(Data items)
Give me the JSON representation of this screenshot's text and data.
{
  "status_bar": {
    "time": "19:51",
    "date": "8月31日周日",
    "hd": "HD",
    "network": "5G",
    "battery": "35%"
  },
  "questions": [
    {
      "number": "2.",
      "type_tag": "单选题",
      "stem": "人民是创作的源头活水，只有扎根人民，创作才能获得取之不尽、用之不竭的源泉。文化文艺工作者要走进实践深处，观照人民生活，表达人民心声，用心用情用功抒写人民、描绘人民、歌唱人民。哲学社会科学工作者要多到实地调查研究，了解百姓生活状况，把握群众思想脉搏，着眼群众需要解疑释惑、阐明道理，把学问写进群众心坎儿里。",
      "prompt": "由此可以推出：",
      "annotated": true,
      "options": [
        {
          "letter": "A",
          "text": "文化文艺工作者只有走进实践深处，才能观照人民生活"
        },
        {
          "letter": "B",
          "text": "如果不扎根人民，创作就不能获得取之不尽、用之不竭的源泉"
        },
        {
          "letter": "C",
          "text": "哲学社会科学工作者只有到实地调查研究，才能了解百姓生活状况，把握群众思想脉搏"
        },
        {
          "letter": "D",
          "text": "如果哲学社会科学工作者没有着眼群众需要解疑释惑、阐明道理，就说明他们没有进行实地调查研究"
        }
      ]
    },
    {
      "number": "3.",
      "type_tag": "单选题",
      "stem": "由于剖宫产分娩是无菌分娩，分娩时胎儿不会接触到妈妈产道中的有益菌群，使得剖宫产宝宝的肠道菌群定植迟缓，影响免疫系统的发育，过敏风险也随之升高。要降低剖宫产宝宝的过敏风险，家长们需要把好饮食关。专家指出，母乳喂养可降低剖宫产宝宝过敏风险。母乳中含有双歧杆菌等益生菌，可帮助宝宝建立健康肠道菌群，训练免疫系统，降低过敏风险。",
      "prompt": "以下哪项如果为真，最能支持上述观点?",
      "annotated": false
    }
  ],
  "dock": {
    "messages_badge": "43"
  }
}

YOUR OBJECTIVE.
State how many lines of the listing above include the word "prompt". Give nothing but the number.

TASK OUTPUT.
2